- _TASK DETAILS_
Each entry needs to be restated exactly as written.

Data entries for graphics
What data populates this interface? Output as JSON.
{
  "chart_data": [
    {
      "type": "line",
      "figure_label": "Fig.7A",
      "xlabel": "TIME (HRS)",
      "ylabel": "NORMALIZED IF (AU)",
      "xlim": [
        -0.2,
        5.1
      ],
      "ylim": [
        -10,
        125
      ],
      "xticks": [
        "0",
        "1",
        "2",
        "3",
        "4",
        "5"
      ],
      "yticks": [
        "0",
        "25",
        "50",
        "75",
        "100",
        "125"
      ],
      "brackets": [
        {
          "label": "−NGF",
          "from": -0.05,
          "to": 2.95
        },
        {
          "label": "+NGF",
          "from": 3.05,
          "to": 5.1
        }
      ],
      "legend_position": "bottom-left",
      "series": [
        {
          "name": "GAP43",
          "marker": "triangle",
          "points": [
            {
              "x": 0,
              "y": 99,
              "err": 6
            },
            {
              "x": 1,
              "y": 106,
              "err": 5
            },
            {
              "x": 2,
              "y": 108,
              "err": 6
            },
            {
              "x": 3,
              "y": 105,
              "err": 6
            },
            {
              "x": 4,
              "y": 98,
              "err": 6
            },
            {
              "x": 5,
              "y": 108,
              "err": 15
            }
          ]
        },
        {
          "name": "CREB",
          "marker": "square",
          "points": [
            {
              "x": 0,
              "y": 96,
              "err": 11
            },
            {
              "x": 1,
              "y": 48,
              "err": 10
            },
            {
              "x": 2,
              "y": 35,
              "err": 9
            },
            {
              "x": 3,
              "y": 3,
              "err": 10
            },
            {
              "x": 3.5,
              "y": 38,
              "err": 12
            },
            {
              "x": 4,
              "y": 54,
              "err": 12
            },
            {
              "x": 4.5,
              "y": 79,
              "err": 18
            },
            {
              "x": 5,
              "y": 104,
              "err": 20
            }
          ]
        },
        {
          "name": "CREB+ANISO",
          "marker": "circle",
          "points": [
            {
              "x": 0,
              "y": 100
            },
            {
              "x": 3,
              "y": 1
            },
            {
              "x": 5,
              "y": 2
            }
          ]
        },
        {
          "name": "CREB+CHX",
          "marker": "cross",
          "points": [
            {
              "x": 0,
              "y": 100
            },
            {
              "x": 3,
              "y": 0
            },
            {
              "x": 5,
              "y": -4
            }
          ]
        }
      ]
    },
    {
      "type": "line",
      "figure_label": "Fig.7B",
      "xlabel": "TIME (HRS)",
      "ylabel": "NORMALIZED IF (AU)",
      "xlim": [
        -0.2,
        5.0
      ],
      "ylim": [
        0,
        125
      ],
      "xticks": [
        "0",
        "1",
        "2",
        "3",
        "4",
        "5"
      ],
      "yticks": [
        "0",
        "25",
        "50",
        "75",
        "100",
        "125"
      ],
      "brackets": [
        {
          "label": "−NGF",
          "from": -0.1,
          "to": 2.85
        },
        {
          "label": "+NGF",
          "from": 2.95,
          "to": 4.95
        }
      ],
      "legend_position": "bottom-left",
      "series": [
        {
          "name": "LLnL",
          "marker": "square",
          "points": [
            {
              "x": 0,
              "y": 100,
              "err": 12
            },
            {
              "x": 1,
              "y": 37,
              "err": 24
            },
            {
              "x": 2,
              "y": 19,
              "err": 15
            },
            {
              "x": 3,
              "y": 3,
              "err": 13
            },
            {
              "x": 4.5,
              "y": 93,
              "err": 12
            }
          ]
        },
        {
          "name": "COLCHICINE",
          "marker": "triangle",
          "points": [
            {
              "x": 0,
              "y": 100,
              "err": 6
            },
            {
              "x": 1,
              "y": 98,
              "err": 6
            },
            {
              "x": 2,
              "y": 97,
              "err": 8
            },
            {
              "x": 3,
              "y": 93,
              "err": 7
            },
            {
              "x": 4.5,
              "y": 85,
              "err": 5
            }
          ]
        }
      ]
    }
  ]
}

- _OUTPUT_
What data populates this interface? Output as JSON.
{
  "chart_data": [
    {
      "type": "line",
      "figure_label": "Fig.7A",
      "xlabel": "TIME (HRS)",
      "ylabel": "NORMALIZED IF (AU)",
      "xlim": [
        -0.2,
        5.1
      ],
      "ylim": [
        -10,
        125
      ],
      "xticks": [
        "0",
        "1",
        "2",
        "3",
        "4",
        "5"
      ],
      "yticks": [
        "0",
        "25",
        "50",
        "75",
        "100",
        "125"
      ],
      "brackets": [
        {
          "label": "−NGF",
          "from": -0.05,
          "to": 2.95
        },
        {
          "label": "+NGF",
          "from": 3.05,
          "to": 5.1
        }
      ],
      "legend_position": "bottom-left",
      "series": [
        {
          "name": "GAP43",
          "marker": "triangle",
          "points": [
            {
              "x": 0,
              "y": 99,
              "err": 6
            },
            {
              "x": 1,
              "y": 106,
              "err": 5
            },
            {
              "x": 2,
              "y": 108,
              "err": 6
            },
            {
              "x": 3,
              "y": 105,
              "err": 6
            },
            {
              "x": 4,
              "y": 98,
              "err": 6
            },
            {
              "x": 5,
              "y": 108,
              "err": 15
            }
          ]
        },
        {
          "name": "CREB",
          "marker": "square",
          "points": [
            {
              "x": 0,
              "y": 96,
              "err": 11
            },
            {
              "x": 1,
              "y": 48,
              "err": 10
            },
            {
              "x": 2,
              "y": 35,
              "err": 9
            },
            {
              "x": 3,
              "y": 3,
              "err": 10
            },
            {
              "x": 3.5,
              "y": 38,
              "err": 12
            },
            {
              "x": 4,
              "y": 54,
              "err": 12
            },
            {
              "x": 4.5,
              "y": 79,
              "err": 18
            },
            {
              "x": 5,
              "y": 104,
              "err": 20
            }
          ]
        },
        {
          "name": "CREB+ANISO",
          "marker": "circle",
          "points": [
            {
              "x": 0,
              "y": 100
            },
            {
              "x": 3,
              "y": 1
            },
            {
              "x": 5,
              "y": 2
            }
          ]
        },
        {
          "name": "CREB+CHX",
          "marker": "cross",
          "points": [
            {
              "x": 0,
              "y": 100
            },
            {
              "x": 3,
              "y": 0
            },
            {
              "x": 5,
              "y": -4
            }
          ]
        }
      ]
    },
    {
      "type": "line",
      "figure_label": "Fig.7B",
      "xlabel": "TIME (HRS)",
      "ylabel": "NORMALIZED IF (AU)",
      "xlim": [
        -0.2,
        5.0
      ],
      "ylim": [
        0,
        125
      ],
      "xticks": [
        "0",
        "1",
        "2",
        "3",
        "4",
        "5"
      ],
      "yticks": [
        "0",
        "25",
        "50",
        "75",
        "100",
        "125"
      ],
      "brackets": [
        {
          "label": "−NGF",
          "from": -0.1,
          "to": 2.85
        },
        {
          "label": "+NGF",
          "from": 2.95,
          "to": 4.95
        }
      ],
      "legend_position": "bottom-left",
      "series": [
        {
          "name": "LLnL",
          "marker": "square",
          "points": [
            {
              "x": 0,
              "y": 100,
              "err": 12
            },
            {
              "x": 1,
              "y": 37,
              "err": 24
            },
            {
              "x": 2,
              "y": 19,
              "err": 15
            },
            {
              "x": 3,
              "y": 3,
              "err": 13
            },
            {
              "x": 4.5,
              "y": 93,
              "err": 12
            }
          ]
        },
        {
          "name": "COLCHICINE",
          "marker": "triangle",
          "points": [
            {
              "x": 0,
              "y": 100,
              "err": 6
            },
            {
              "x": 1,
              "y": 98,
              "err": 6
            },
            {
              "x": 2,
              "y": 97,
              "err": 8
            },
            {
              "x": 3,
              "y": 93,
              "err": 7
            },
            {
              "x": 4.5,
              "y": 85,
              "err": 5
            }
          ]
        }
      ]
    }
  ]
}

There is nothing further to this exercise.